Aim of the task
Pictures do not belong in the copy. Return all of the entries exactly.

Dataset content
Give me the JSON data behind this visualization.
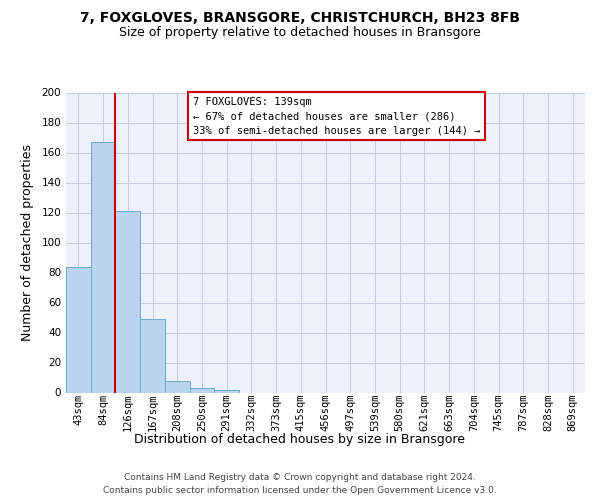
{
  "title": "7, FOXGLOVES, BRANSGORE, CHRISTCHURCH, BH23 8FB",
  "subtitle": "Size of property relative to detached houses in Bransgore",
  "xlabel": "Distribution of detached houses by size in Bransgore",
  "ylabel": "Number of detached properties",
  "bar_labels": [
    "43sqm",
    "84sqm",
    "126sqm",
    "167sqm",
    "208sqm",
    "250sqm",
    "291sqm",
    "332sqm",
    "373sqm",
    "415sqm",
    "456sqm",
    "497sqm",
    "539sqm",
    "580sqm",
    "621sqm",
    "663sqm",
    "704sqm",
    "745sqm",
    "787sqm",
    "828sqm",
    "869sqm"
  ],
  "bar_values": [
    84,
    167,
    121,
    49,
    8,
    3,
    2,
    0,
    0,
    0,
    0,
    0,
    0,
    0,
    0,
    0,
    0,
    0,
    0,
    0,
    0
  ],
  "bar_color": "#bad4ee",
  "bar_edge_color": "#6aaad4",
  "vline_color": "#cc0000",
  "vline_bar_index": 2,
  "ylim_max": 200,
  "yticks": [
    0,
    20,
    40,
    60,
    80,
    100,
    120,
    140,
    160,
    180,
    200
  ],
  "annotation_text_line1": "7 FOXGLOVES: 139sqm",
  "annotation_text_line2": "← 67% of detached houses are smaller (286)",
  "annotation_text_line3": "33% of semi-detached houses are larger (144) →",
  "ann_box_edge_color": "#cc0000",
  "footer_line1": "Contains HM Land Registry data © Crown copyright and database right 2024.",
  "footer_line2": "Contains public sector information licensed under the Open Government Licence v3.0.",
  "bg_color": "#edf1fb",
  "grid_color": "#c5cce6",
  "title_fontsize": 10,
  "subtitle_fontsize": 9,
  "ylabel_fontsize": 9,
  "xlabel_fontsize": 9,
  "tick_fontsize": 7.5,
  "ann_fontsize": 7.5,
  "footer_fontsize": 6.5
}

Solution
Give me the JSON data behind this visualization.
{
  "title": "7, FOXGLOVES, BRANSGORE, CHRISTCHURCH, BH23 8FB",
  "subtitle": "Size of property relative to detached houses in Bransgore",
  "xlabel": "Distribution of detached houses by size in Bransgore",
  "ylabel": "Number of detached properties",
  "bar_labels": [
    "43sqm",
    "84sqm",
    "126sqm",
    "167sqm",
    "208sqm",
    "250sqm",
    "291sqm",
    "332sqm",
    "373sqm",
    "415sqm",
    "456sqm",
    "497sqm",
    "539sqm",
    "580sqm",
    "621sqm",
    "663sqm",
    "704sqm",
    "745sqm",
    "787sqm",
    "828sqm",
    "869sqm"
  ],
  "bar_values": [
    84,
    167,
    121,
    49,
    8,
    3,
    2,
    0,
    0,
    0,
    0,
    0,
    0,
    0,
    0,
    0,
    0,
    0,
    0,
    0,
    0
  ],
  "bar_color": "#bad4ee",
  "bar_edge_color": "#6aaad4",
  "vline_color": "#cc0000",
  "vline_bar_index": 2,
  "ylim_max": 200,
  "yticks": [
    0,
    20,
    40,
    60,
    80,
    100,
    120,
    140,
    160,
    180,
    200
  ],
  "annotation_text_line1": "7 FOXGLOVES: 139sqm",
  "annotation_text_line2": "← 67% of detached houses are smaller (286)",
  "annotation_text_line3": "33% of semi-detached houses are larger (144) →",
  "ann_box_edge_color": "#cc0000",
  "footer_line1": "Contains HM Land Registry data © Crown copyright and database right 2024.",
  "footer_line2": "Contains public sector information licensed under the Open Government Licence v3.0.",
  "bg_color": "#edf1fb",
  "grid_color": "#c5cce6",
  "title_fontsize": 10,
  "subtitle_fontsize": 9,
  "ylabel_fontsize": 9,
  "xlabel_fontsize": 9,
  "tick_fontsize": 7.5,
  "ann_fontsize": 7.5,
  "footer_fontsize": 6.5
}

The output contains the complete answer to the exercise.